**What is needed:**
Skip the pictures and repeat each line of the data exactly.

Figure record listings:
───

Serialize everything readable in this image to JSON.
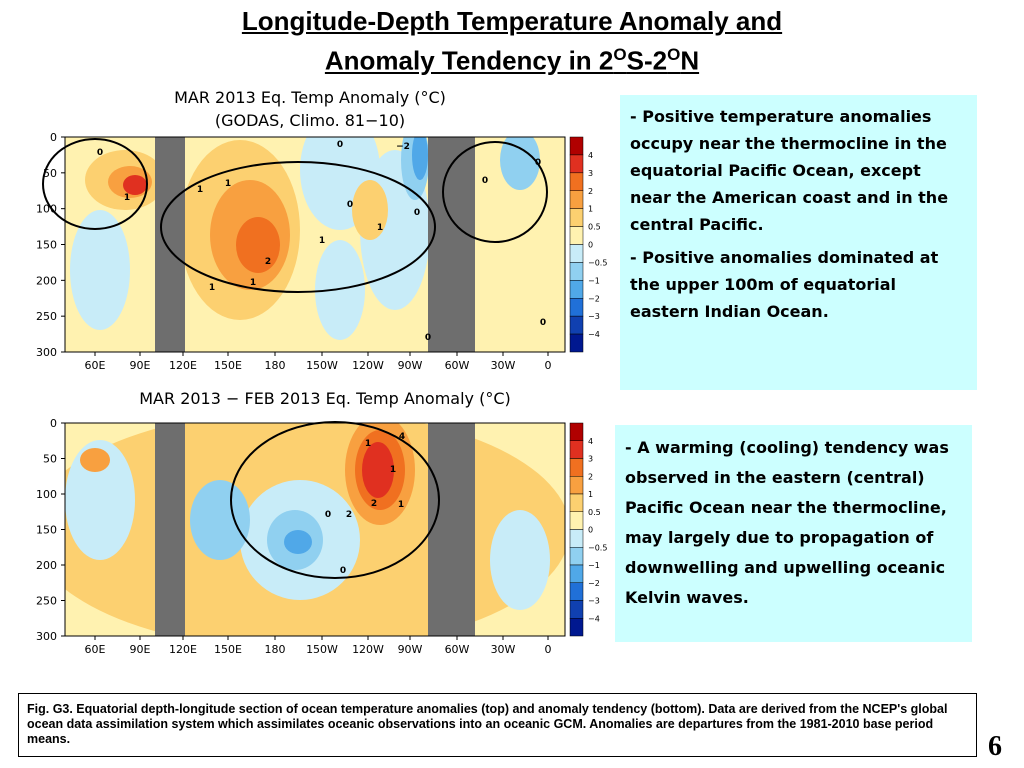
{
  "title": {
    "line1": "Longitude-Depth Temperature Anomaly and",
    "line2": [
      "Anomaly Tendency in 2",
      "O",
      "S-2",
      "O",
      "N"
    ]
  },
  "panels": [
    {
      "title": [
        "MAR 2013 Eq. Temp Anomaly (°C)",
        "(GODAS,  Climo. 81−10)"
      ],
      "yticks": [
        "0",
        "50",
        "100",
        "150",
        "200",
        "250",
        "300"
      ],
      "xticks": [
        "60E",
        "90E",
        "120E",
        "150E",
        "180",
        "150W",
        "120W",
        "90W",
        "60W",
        "30W",
        "0"
      ],
      "colorbar": [
        "4",
        "3",
        "2",
        "1",
        "0.5",
        "0",
        "−0.5",
        "−1",
        "−2",
        "−3",
        "−4"
      ],
      "contour_labels": [
        "0",
        "1",
        "1",
        "1",
        "1",
        "2",
        "1",
        "1",
        "0",
        "0",
        "0",
        "0",
        "−2",
        "0",
        "1",
        "0",
        "0"
      ]
    },
    {
      "title": [
        "MAR 2013 − FEB 2013 Eq. Temp Anomaly (°C)"
      ],
      "yticks": [
        "0",
        "50",
        "100",
        "150",
        "200",
        "250",
        "300"
      ],
      "xticks": [
        "60E",
        "90E",
        "120E",
        "150E",
        "180",
        "150W",
        "120W",
        "90W",
        "60W",
        "30W",
        "0"
      ],
      "colorbar": [
        "4",
        "3",
        "2",
        "1",
        "0.5",
        "0",
        "−0.5",
        "−1",
        "−2",
        "−3",
        "−4"
      ],
      "contour_labels": [
        "1",
        "4",
        "2",
        "1",
        "2",
        "0",
        "0",
        "1"
      ]
    }
  ],
  "notes_top": [
    "- Positive temperature anomalies  occupy  near the thermocline in the equatorial Pacific Ocean, except near the American coast and in the central Pacific.",
    "- Positive  anomalies dominated at the upper 100m of equatorial eastern Indian Ocean."
  ],
  "notes_bottom": [
    "- A warming (cooling) tendency was observed in the eastern (central) Pacific Ocean near the thermocline, may largely due to propagation of downwelling and upwelling oceanic Kelvin waves."
  ],
  "caption": "Fig. G3. Equatorial depth-longitude section of ocean temperature anomalies (top) and anomaly tendency (bottom). Data are derived from the NCEP's global ocean data assimilation system which assimilates oceanic observations into an oceanic GCM. Anomalies are departures from the 1981-2010 base period means.",
  "page_number": "6"
}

───

**Expected answer:**
Serialize everything readable in this image to JSON.
{
  "title": {
    "line1": "Longitude-Depth Temperature Anomaly and",
    "line2": [
      "Anomaly Tendency in 2",
      "O",
      "S-2",
      "O",
      "N"
    ]
  },
  "panels": [
    {
      "title": [
        "MAR 2013 Eq. Temp Anomaly (°C)",
        "(GODAS,  Climo. 81−10)"
      ],
      "yticks": [
        "0",
        "50",
        "100",
        "150",
        "200",
        "250",
        "300"
      ],
      "xticks": [
        "60E",
        "90E",
        "120E",
        "150E",
        "180",
        "150W",
        "120W",
        "90W",
        "60W",
        "30W",
        "0"
      ],
      "colorbar": [
        "4",
        "3",
        "2",
        "1",
        "0.5",
        "0",
        "−0.5",
        "−1",
        "−2",
        "−3",
        "−4"
      ],
      "contour_labels": [
        "0",
        "1",
        "1",
        "1",
        "1",
        "2",
        "1",
        "1",
        "0",
        "0",
        "0",
        "0",
        "−2",
        "0",
        "1",
        "0",
        "0"
      ]
    },
    {
      "title": [
        "MAR 2013 − FEB 2013 Eq. Temp Anomaly (°C)"
      ],
      "yticks": [
        "0",
        "50",
        "100",
        "150",
        "200",
        "250",
        "300"
      ],
      "xticks": [
        "60E",
        "90E",
        "120E",
        "150E",
        "180",
        "150W",
        "120W",
        "90W",
        "60W",
        "30W",
        "0"
      ],
      "colorbar": [
        "4",
        "3",
        "2",
        "1",
        "0.5",
        "0",
        "−0.5",
        "−1",
        "−2",
        "−3",
        "−4"
      ],
      "contour_labels": [
        "1",
        "4",
        "2",
        "1",
        "2",
        "0",
        "0",
        "1"
      ]
    }
  ],
  "notes_top": [
    "- Positive temperature anomalies  occupy  near the thermocline in the equatorial Pacific Ocean, except near the American coast and in the central Pacific.",
    "- Positive  anomalies dominated at the upper 100m of equatorial eastern Indian Ocean."
  ],
  "notes_bottom": [
    "- A warming (cooling) tendency was observed in the eastern (central) Pacific Ocean near the thermocline, may largely due to propagation of downwelling and upwelling oceanic Kelvin waves."
  ],
  "caption": "Fig. G3. Equatorial depth-longitude section of ocean temperature anomalies (top) and anomaly tendency (bottom). Data are derived from the NCEP's global ocean data assimilation system which assimilates oceanic observations into an oceanic GCM. Anomalies are departures from the 1981-2010 base period means.",
  "page_number": "6"
}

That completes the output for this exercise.